(SUPPLIED DATA):
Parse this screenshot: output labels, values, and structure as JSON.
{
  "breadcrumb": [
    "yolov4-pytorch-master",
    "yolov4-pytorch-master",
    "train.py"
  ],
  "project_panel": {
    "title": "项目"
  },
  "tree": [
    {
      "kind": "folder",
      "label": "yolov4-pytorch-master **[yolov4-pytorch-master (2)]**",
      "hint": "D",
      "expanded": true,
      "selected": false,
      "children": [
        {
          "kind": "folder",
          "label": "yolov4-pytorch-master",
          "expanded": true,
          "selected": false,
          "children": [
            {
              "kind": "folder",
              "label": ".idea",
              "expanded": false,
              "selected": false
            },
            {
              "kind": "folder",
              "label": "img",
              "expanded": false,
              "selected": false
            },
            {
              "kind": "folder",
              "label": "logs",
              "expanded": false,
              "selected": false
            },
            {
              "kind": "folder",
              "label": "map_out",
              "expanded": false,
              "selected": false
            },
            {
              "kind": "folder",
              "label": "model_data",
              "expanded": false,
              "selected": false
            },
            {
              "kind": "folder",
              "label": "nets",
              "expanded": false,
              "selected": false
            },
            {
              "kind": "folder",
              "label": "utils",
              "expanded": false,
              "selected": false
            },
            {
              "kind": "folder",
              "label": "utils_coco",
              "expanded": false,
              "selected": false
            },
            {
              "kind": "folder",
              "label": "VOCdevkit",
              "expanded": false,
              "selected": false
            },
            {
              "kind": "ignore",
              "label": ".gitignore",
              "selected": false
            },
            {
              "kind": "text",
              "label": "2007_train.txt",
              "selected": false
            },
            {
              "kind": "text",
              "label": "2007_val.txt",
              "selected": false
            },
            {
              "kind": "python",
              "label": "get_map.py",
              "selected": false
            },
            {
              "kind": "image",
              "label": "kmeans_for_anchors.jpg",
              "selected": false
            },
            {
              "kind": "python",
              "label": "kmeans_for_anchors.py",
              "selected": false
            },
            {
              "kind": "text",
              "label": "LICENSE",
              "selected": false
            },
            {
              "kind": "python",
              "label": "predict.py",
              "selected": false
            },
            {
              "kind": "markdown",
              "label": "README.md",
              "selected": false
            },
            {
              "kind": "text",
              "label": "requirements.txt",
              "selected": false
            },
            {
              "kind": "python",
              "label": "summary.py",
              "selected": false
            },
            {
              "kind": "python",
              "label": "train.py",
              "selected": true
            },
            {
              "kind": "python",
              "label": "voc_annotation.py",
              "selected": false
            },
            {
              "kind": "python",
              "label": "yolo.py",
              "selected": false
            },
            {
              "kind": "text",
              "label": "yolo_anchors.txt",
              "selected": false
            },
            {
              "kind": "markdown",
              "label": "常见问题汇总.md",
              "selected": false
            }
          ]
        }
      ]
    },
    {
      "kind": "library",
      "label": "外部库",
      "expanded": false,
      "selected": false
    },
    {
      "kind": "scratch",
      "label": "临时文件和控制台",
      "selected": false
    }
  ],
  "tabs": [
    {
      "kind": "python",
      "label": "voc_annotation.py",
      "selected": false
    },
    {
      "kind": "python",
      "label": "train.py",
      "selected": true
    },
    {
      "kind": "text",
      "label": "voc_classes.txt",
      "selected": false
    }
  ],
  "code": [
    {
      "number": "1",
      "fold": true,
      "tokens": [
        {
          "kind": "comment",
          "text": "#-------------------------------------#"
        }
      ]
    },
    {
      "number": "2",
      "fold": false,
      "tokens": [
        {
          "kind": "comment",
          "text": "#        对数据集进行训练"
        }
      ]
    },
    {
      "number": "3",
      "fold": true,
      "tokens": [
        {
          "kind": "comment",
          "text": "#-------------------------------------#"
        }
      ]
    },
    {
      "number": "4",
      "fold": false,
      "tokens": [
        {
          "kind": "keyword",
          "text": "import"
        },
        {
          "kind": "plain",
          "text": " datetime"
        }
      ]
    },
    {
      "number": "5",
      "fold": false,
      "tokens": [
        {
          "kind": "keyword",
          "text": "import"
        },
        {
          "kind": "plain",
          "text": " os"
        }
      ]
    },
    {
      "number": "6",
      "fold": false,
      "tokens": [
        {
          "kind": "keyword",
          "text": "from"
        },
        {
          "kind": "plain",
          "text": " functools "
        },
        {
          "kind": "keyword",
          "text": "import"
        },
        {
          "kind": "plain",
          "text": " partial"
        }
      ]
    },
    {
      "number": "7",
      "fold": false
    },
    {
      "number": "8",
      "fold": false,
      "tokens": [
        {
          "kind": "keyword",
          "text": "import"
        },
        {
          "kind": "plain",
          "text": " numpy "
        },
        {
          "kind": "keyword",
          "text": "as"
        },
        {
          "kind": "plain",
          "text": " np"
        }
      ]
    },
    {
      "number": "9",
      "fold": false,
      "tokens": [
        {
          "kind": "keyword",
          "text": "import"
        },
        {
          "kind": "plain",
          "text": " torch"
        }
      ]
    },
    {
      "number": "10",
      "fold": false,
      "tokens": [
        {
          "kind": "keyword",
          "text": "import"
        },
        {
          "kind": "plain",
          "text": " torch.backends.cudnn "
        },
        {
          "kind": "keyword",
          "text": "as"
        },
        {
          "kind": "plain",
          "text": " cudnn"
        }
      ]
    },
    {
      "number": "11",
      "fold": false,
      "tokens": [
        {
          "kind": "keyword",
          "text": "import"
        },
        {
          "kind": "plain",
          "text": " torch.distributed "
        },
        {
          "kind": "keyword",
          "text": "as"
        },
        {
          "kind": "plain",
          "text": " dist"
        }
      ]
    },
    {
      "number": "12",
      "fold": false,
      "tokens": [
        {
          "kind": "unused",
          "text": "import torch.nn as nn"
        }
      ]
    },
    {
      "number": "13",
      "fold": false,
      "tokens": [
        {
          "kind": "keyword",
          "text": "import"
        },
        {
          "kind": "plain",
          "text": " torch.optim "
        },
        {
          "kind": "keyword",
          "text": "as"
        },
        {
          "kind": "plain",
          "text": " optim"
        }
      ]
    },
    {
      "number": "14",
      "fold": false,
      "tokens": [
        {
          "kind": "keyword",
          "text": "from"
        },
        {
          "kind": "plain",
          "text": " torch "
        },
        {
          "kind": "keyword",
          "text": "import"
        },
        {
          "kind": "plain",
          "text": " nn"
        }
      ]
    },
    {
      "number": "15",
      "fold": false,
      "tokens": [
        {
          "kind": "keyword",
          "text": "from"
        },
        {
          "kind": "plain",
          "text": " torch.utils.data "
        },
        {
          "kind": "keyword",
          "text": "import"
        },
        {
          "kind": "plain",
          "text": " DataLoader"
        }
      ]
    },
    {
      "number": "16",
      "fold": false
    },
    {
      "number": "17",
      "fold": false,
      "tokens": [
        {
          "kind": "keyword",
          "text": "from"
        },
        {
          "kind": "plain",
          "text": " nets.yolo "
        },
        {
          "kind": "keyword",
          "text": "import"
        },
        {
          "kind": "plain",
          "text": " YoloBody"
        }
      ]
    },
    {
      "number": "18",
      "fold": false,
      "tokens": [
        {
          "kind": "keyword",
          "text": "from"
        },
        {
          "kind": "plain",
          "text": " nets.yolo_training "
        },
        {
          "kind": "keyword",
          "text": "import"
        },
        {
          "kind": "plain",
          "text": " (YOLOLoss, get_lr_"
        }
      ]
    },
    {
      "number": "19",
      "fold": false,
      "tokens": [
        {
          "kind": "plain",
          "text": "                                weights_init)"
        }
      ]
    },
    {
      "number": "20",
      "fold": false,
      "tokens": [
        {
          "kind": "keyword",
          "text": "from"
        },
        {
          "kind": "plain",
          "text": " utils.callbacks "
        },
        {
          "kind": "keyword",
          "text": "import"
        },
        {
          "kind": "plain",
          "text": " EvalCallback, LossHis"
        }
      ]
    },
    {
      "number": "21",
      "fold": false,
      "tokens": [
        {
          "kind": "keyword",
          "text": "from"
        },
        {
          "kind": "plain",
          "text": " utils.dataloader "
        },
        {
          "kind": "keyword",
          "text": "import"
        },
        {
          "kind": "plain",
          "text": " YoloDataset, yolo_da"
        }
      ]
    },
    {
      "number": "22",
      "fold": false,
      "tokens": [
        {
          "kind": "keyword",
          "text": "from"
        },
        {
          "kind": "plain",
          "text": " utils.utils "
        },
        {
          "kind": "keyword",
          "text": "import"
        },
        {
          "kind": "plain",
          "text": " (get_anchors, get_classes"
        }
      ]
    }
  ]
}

(EXERCISE): Read through the lines above and collect those that contain the string "cudnn".

(OUTPUT):
          "text": " torch.backends.cudnn "
          "text": " cudnn"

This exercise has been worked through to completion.